WRITTEN REQUEST
Go through the material and pull out every line with the string "Housing" in it.

+--

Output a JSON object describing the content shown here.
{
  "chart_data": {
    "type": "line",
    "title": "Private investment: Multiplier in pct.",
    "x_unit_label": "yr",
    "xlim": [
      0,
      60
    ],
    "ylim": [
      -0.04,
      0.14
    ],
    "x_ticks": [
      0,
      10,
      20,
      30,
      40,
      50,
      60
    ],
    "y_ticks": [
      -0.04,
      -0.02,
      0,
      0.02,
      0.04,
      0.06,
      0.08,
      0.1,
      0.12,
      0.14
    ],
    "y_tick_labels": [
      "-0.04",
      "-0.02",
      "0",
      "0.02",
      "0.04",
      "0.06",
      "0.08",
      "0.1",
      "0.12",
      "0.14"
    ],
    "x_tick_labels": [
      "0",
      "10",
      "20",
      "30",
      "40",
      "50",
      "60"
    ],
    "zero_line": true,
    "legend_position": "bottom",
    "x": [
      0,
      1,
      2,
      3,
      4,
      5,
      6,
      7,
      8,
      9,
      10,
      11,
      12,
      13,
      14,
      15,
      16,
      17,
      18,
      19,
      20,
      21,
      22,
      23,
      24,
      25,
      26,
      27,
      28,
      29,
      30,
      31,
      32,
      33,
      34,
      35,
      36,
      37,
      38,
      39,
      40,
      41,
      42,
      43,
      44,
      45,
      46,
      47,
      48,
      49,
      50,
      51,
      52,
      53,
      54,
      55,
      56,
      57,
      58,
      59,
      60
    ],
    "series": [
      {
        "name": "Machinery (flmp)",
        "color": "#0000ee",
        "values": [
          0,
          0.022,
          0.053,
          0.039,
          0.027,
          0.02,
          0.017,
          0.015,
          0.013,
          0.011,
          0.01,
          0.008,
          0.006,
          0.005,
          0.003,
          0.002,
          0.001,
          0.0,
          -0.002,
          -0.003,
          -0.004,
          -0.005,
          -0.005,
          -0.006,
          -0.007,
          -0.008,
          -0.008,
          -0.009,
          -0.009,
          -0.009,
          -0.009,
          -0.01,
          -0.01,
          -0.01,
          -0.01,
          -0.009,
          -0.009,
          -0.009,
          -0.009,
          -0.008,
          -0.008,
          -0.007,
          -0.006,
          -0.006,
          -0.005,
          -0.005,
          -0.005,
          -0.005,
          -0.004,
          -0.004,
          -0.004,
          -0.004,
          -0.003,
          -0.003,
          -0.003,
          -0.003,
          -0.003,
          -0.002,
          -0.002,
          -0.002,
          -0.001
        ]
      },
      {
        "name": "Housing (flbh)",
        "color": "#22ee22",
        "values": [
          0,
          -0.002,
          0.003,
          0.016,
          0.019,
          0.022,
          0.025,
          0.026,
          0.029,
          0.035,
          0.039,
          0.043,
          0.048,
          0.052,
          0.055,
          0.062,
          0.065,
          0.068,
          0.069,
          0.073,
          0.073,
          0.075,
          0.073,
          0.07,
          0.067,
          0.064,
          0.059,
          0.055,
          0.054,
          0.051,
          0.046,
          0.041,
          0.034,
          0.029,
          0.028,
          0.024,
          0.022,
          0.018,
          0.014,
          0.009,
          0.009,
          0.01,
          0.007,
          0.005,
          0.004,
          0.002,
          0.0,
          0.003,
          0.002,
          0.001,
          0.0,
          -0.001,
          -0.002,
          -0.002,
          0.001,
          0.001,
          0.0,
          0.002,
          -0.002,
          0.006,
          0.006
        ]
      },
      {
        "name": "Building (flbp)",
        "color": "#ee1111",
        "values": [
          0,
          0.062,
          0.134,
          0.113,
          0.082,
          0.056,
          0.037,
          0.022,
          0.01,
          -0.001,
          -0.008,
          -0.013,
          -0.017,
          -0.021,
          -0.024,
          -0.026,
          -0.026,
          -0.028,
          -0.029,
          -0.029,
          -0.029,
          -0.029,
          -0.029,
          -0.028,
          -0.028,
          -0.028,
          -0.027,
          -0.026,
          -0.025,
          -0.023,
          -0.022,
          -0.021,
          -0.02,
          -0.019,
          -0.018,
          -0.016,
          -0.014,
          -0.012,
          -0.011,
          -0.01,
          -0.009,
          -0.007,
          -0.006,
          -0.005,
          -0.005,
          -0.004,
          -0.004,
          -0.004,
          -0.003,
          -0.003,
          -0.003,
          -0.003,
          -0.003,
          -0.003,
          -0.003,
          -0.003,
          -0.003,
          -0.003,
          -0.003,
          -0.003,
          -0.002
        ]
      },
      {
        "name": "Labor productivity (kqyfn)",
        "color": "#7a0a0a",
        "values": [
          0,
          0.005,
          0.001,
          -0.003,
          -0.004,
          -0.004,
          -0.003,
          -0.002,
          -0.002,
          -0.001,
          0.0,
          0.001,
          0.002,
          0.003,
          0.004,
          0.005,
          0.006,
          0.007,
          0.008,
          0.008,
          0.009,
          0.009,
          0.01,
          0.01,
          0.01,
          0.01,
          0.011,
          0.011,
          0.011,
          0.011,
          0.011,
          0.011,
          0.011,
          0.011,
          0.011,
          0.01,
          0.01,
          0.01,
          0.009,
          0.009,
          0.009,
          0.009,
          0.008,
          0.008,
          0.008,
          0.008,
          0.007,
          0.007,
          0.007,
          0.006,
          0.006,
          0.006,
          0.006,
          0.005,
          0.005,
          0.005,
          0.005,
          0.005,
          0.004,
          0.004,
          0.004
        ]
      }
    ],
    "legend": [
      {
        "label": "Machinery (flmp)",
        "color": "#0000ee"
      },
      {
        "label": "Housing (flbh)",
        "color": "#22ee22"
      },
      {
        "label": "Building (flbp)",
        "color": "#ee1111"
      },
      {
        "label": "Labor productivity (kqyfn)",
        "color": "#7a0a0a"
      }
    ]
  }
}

+--

SOLUTION TO THIS PROBLEM
        "name": "Housing (flbh)",
        "label": "Housing (flbh)",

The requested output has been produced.